→ What is needed
List every percentage that the passage on Israeli and Palestinian poverty gives for the West Bank and Gaza, and say what each one measures.

That is a lesson the government of Israel's
Prime Minister Ariel Sharon might heed as it continues to occupy
the West Bank and Gaza at a cost that threatens to destroy the
Israeli economy, impoverishing both occupiers and occupied. The
moral of the story also might encourage U.S. President George
W. Bush's administration to influence Israel's economic policies.
For the second year in a row, Israel's
GDP has contracted. Unemployment overall is 10.8%; it is more
than double that rate in Israeli Arab towns. Over 300,000 Israelis
are jobless. According to government reports, 1.2 million Israelis--one-fifth
of the population--now live in poverty. The official poverty
line income is $934 a month for families with two children. The
number of poor families has risen 30% in the past 14 years and
the number of children in poverty 50%. Some 27% of Israel's children
are officially designated poor.
While poverty is growing among Israelis,
it is definitive among the Palestinians. Over 50% of the West
Bank and Gaza populations are jobless, and 75% of Gaza's residents
live on less than $2 a day. The U.S. Agency for International
Development found that 13.2% of Gaza's children and 4.3% in the
West Bank suffer from what it called "body wasting"
or inadequate nutrition. Almost one in five children has moderate
anemia.

Part of a data file:
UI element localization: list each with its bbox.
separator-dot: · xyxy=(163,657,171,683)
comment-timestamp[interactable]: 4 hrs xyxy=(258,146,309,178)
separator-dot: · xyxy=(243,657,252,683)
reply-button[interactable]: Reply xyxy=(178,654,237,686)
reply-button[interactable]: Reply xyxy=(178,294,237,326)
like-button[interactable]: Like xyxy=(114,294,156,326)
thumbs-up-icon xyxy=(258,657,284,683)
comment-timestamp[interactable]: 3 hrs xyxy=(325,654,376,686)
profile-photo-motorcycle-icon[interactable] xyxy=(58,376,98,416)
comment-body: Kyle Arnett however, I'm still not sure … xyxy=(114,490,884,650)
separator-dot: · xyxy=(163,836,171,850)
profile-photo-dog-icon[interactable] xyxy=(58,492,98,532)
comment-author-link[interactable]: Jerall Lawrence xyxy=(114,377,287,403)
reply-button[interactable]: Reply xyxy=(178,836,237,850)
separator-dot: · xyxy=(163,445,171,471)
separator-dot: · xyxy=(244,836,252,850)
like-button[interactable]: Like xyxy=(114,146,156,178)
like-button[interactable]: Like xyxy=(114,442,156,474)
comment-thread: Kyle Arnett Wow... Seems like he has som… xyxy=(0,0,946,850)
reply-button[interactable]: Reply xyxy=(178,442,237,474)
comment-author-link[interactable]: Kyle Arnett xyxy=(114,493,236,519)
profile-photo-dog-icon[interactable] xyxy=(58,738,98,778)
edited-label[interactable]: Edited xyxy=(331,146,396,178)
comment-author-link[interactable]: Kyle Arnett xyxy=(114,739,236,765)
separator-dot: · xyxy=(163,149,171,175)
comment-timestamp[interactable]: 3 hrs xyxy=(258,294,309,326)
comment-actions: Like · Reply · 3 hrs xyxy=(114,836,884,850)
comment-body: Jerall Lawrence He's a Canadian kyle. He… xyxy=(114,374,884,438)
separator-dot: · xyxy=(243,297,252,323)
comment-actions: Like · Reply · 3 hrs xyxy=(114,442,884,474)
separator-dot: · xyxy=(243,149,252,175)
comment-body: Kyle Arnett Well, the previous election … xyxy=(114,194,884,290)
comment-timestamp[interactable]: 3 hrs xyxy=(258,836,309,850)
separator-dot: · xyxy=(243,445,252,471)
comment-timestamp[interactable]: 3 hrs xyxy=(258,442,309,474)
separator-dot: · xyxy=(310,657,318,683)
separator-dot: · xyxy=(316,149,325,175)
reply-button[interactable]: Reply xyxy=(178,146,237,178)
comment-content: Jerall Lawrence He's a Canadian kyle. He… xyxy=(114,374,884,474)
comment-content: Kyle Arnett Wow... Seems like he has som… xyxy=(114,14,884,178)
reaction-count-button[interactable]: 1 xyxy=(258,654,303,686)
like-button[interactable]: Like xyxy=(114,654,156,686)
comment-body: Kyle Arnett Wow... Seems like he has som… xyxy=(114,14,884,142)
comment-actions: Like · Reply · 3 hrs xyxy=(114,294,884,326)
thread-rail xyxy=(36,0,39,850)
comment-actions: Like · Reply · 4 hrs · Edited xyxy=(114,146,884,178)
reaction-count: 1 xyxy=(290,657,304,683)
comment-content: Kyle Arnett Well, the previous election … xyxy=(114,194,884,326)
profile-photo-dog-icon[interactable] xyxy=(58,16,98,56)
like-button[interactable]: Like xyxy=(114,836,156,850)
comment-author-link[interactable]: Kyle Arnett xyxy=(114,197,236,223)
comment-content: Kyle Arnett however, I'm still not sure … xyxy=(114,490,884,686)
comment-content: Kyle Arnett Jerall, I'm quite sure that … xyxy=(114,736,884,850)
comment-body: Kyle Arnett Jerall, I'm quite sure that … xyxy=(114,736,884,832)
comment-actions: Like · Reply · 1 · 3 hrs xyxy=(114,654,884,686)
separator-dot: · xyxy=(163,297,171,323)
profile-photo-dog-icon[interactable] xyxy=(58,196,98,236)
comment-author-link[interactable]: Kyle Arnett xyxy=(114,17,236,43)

→ Response
- Over 50%: the share of the West Bank and Gaza populations who are jobless
- 75%: the share of Gaza's residents who live on less than $2 a day
- 13.2%: the share of Gaza's children who suffer from "body wasting," or inadequate nutrition
- 4.3%: the share of children in the West Bank who suffer from "body wasting," or inadequate nutrition